STATED EXERCISE:
Among the entries below, find the lines with "أخرجه" and copy them.

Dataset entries
::::

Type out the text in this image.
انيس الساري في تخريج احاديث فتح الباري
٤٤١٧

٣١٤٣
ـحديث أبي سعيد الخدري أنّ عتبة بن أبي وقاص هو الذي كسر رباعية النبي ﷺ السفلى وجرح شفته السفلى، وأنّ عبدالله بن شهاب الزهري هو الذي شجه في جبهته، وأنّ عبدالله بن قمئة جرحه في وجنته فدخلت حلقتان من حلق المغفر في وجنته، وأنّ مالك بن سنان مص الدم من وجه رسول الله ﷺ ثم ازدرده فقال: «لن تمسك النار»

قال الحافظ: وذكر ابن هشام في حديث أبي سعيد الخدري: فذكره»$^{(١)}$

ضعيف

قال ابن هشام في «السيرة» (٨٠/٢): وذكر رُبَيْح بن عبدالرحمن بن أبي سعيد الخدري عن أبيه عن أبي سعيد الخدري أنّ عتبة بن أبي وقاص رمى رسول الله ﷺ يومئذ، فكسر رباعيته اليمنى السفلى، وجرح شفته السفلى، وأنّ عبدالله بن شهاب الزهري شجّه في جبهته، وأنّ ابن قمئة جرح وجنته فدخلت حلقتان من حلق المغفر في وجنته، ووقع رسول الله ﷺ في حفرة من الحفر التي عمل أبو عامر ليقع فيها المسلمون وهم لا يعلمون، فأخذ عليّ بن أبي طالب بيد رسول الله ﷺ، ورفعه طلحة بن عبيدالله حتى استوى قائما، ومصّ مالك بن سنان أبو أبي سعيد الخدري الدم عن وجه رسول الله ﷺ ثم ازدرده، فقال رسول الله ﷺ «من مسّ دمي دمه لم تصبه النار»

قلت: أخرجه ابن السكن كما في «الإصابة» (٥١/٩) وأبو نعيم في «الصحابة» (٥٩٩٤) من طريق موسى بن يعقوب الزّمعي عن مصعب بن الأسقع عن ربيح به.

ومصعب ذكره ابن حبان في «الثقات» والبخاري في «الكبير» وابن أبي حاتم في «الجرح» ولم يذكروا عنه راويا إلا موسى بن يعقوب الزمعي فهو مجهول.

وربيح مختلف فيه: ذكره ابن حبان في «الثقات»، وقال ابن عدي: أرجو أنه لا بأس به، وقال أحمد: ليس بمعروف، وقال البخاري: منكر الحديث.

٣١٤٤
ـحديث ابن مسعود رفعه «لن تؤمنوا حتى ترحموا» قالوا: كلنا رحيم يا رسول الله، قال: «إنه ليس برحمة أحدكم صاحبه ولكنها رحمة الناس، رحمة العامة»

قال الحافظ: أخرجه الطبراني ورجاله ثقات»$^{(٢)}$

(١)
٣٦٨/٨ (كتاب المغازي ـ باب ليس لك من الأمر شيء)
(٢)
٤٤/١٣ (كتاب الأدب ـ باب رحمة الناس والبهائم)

::::

ANSWER TO THE TASK:
قلت: أخرجه ابن السكن كما في «الإصابة» (٥١/٩) وأبو نعيم في «الصحابة» (٥٩٩٤) من طريق موسى بن يعقوب الزّمعي عن مصعب بن الأسقع عن ربيح به.
قال الحافظ: أخرجه الطبراني ورجاله ثقات»$^{(٢)}$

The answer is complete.